* Dataset excerpts
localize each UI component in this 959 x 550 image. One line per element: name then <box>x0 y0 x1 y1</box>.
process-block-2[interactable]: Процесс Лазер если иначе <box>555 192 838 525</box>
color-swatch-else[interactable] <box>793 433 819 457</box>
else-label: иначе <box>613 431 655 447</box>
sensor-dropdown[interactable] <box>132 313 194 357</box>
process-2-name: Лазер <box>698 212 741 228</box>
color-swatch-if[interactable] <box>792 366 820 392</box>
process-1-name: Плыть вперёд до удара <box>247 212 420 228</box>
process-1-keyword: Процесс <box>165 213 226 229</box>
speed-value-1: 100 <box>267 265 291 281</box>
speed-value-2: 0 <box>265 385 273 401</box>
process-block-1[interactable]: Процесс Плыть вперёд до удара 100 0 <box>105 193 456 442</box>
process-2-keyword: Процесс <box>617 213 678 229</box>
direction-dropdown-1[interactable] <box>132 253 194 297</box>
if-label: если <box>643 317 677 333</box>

* What you have to do
Reproduce every row above word for word, with no changes.

* Worked answer
localize each UI component in this 959 x 550 image. One line per element: name then <box>x0 y0 x1 y1</box>.
process-block-2[interactable]: Процесс Лазер если иначе <box>555 192 838 525</box>
color-swatch-else[interactable] <box>793 433 819 457</box>
else-label: иначе <box>613 431 655 447</box>
sensor-dropdown[interactable] <box>132 313 194 357</box>
process-2-name: Лазер <box>698 212 741 228</box>
color-swatch-if[interactable] <box>792 366 820 392</box>
process-1-name: Плыть вперёд до удара <box>247 212 420 228</box>
process-1-keyword: Процесс <box>165 213 226 229</box>
speed-value-1: 100 <box>267 265 291 281</box>
speed-value-2: 0 <box>265 385 273 401</box>
process-block-1[interactable]: Процесс Плыть вперёд до удара 100 0 <box>105 193 456 442</box>
process-2-keyword: Процесс <box>617 213 678 229</box>
direction-dropdown-1[interactable] <box>132 253 194 297</box>
if-label: если <box>643 317 677 333</box>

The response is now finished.